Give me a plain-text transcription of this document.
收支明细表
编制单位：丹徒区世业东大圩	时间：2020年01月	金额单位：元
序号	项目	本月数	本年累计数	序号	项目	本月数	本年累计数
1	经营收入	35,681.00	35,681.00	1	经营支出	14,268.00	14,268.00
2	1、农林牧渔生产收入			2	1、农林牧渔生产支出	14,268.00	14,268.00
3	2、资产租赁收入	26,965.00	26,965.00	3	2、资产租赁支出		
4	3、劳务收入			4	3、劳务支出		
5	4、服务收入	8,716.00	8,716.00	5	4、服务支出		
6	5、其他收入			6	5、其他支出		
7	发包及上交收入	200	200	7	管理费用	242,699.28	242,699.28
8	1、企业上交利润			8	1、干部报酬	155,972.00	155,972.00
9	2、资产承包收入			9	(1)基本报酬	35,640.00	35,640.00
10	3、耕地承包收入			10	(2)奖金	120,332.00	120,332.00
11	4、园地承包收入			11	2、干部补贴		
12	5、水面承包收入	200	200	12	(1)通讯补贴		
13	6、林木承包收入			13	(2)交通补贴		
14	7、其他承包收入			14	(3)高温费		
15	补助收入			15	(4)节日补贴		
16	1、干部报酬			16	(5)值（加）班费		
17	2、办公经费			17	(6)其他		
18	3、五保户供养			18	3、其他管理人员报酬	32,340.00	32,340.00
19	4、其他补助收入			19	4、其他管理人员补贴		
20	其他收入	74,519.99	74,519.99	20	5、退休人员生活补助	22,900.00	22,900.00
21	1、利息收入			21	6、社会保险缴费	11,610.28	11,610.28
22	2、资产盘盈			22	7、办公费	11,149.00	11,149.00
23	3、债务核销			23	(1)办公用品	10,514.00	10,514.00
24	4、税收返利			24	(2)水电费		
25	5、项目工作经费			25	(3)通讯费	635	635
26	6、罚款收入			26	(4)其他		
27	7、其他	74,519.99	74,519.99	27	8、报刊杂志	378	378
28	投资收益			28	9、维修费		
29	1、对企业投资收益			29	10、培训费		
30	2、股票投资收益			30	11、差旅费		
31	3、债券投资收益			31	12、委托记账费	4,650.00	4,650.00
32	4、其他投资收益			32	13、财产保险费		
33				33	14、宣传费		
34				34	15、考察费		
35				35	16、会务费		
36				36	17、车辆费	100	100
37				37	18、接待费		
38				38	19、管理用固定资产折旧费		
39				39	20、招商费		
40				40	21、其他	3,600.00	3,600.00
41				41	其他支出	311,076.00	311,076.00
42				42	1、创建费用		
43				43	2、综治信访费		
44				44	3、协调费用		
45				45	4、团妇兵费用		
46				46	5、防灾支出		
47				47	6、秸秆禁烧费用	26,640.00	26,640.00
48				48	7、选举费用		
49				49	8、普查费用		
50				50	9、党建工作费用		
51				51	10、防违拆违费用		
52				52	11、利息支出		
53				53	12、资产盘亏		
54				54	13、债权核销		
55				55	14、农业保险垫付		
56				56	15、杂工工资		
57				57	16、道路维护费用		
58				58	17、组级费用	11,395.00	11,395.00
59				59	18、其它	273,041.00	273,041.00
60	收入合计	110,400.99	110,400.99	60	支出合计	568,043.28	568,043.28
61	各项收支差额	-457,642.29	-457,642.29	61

Problem description: Return the lines above exactly, keeping every word.

Expected answer:
Give me a plain-text transcription of this document.
收支明细表
编制单位：丹徒区世业东大圩	时间：2020年01月	金额单位：元
序号	项目	本月数	本年累计数	序号	项目	本月数	本年累计数
1	经营收入	35,681.00	35,681.00	1	经营支出	14,268.00	14,268.00
2	1、农林牧渔生产收入			2	1、农林牧渔生产支出	14,268.00	14,268.00
3	2、资产租赁收入	26,965.00	26,965.00	3	2、资产租赁支出		
4	3、劳务收入			4	3、劳务支出		
5	4、服务收入	8,716.00	8,716.00	5	4、服务支出		
6	5、其他收入			6	5、其他支出		
7	发包及上交收入	200	200	7	管理费用	242,699.28	242,699.28
8	1、企业上交利润			8	1、干部报酬	155,972.00	155,972.00
9	2、资产承包收入			9	(1)基本报酬	35,640.00	35,640.00
10	3、耕地承包收入			10	(2)奖金	120,332.00	120,332.00
11	4、园地承包收入			11	2、干部补贴		
12	5、水面承包收入	200	200	12	(1)通讯补贴		
13	6、林木承包收入			13	(2)交通补贴		
14	7、其他承包收入			14	(3)高温费		
15	补助收入			15	(4)节日补贴		
16	1、干部报酬			16	(5)值（加）班费		
17	2、办公经费			17	(6)其他		
18	3、五保户供养			18	3、其他管理人员报酬	32,340.00	32,340.00
19	4、其他补助收入			19	4、其他管理人员补贴		
20	其他收入	74,519.99	74,519.99	20	5、退休人员生活补助	22,900.00	22,900.00
21	1、利息收入			21	6、社会保险缴费	11,610.28	11,610.28
22	2、资产盘盈			22	7、办公费	11,149.00	11,149.00
23	3、债务核销			23	(1)办公用品	10,514.00	10,514.00
24	4、税收返利			24	(2)水电费		
25	5、项目工作经费			25	(3)通讯费	635	635
26	6、罚款收入			26	(4)其他		
27	7、其他	74,519.99	74,519.99	27	8、报刊杂志	378	378
28	投资收益			28	9、维修费		
29	1、对企业投资收益			29	10、培训费		
30	2、股票投资收益			30	11、差旅费		
31	3、债券投资收益			31	12、委托记账费	4,650.00	4,650.00
32	4、其他投资收益			32	13、财产保险费		
33				33	14、宣传费		
34				34	15、考察费		
35				35	16、会务费		
36				36	17、车辆费	100	100
37				37	18、接待费		
38				38	19、管理用固定资产折旧费		
39				39	20、招商费		
40				40	21、其他	3,600.00	3,600.00
41				41	其他支出	311,076.00	311,076.00
42				42	1、创建费用		
43				43	2、综治信访费		
44				44	3、协调费用		
45				45	4、团妇兵费用		
46				46	5、防灾支出		
47				47	6、秸秆禁烧费用	26,640.00	26,640.00
48				48	7、选举费用		
49				49	8、普查费用		
50				50	9、党建工作费用		
51				51	10、防违拆违费用		
52				52	11、利息支出		
53				53	12、资产盘亏		
54				54	13、债权核销		
55				55	14、农业保险垫付		
56				56	15、杂工工资		
57				57	16、道路维护费用		
58				58	17、组级费用	11,395.00	11,395.00
59				59	18、其它	273,041.00	273,041.00
60	收入合计	110,400.99	110,400.99	60	支出合计	568,043.28	568,043.28
61	各项收支差额	-457,642.29	-457,642.29	61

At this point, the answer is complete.